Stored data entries

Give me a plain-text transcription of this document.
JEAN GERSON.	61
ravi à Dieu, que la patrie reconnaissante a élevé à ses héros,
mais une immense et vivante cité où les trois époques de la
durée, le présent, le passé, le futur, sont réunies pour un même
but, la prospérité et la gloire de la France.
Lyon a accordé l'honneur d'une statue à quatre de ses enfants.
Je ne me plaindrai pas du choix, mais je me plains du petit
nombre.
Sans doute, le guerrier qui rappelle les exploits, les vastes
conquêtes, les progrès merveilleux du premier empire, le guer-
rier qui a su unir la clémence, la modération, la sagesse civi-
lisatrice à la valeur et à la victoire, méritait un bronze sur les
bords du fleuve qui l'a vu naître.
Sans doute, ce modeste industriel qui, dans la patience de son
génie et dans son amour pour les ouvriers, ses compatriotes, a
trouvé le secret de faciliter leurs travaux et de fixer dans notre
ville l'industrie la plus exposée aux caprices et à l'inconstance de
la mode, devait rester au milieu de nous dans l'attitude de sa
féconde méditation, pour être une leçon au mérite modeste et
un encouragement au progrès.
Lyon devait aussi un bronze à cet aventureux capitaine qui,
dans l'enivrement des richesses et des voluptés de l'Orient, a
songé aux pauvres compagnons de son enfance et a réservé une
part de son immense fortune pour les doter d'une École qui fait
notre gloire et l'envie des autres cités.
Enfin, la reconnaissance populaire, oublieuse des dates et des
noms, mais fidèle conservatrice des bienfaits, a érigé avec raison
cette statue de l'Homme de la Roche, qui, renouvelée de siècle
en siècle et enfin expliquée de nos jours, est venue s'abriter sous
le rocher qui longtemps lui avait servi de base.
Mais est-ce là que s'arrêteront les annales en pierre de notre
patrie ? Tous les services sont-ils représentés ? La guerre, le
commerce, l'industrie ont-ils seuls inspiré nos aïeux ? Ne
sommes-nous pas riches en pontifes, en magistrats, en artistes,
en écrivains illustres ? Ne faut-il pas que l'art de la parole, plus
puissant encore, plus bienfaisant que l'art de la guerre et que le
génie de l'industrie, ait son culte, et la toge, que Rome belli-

▶ **The task**: Would you restate each of the entries word for word?

▶ **Exercise solution**:
Give me a plain-text transcription of this document.
JEAN GERSON.	61
ravi à Dieu, que la patrie reconnaissante a élevé à ses héros,
mais une immense et vivante cité où les trois époques de la
durée, le présent, le passé, le futur, sont réunies pour un même
but, la prospérité et la gloire de la France.
Lyon a accordé l'honneur d'une statue à quatre de ses enfants.
Je ne me plaindrai pas du choix, mais je me plains du petit
nombre.
Sans doute, le guerrier qui rappelle les exploits, les vastes
conquêtes, les progrès merveilleux du premier empire, le guer-
rier qui a su unir la clémence, la modération, la sagesse civi-
lisatrice à la valeur et à la victoire, méritait un bronze sur les
bords du fleuve qui l'a vu naître.
Sans doute, ce modeste industriel qui, dans la patience de son
génie et dans son amour pour les ouvriers, ses compatriotes, a
trouvé le secret de faciliter leurs travaux et de fixer dans notre
ville l'industrie la plus exposée aux caprices et à l'inconstance de
la mode, devait rester au milieu de nous dans l'attitude de sa
féconde méditation, pour être une leçon au mérite modeste et
un encouragement au progrès.
Lyon devait aussi un bronze à cet aventureux capitaine qui,
dans l'enivrement des richesses et des voluptés de l'Orient, a
songé aux pauvres compagnons de son enfance et a réservé une
part de son immense fortune pour les doter d'une École qui fait
notre gloire et l'envie des autres cités.
Enfin, la reconnaissance populaire, oublieuse des dates et des
noms, mais fidèle conservatrice des bienfaits, a érigé avec raison
cette statue de l'Homme de la Roche, qui, renouvelée de siècle
en siècle et enfin expliquée de nos jours, est venue s'abriter sous
le rocher qui longtemps lui avait servi de base.
Mais est-ce là que s'arrêteront les annales en pierre de notre
patrie ? Tous les services sont-ils représentés ? La guerre, le
commerce, l'industrie ont-ils seuls inspiré nos aïeux ? Ne
sommes-nous pas riches en pontifes, en magistrats, en artistes,
en écrivains illustres ? Ne faut-il pas que l'art de la parole, plus
puissant encore, plus bienfaisant que l'art de la guerre et que le
génie de l'industrie, ait son culte, et la toge, que Rome belli-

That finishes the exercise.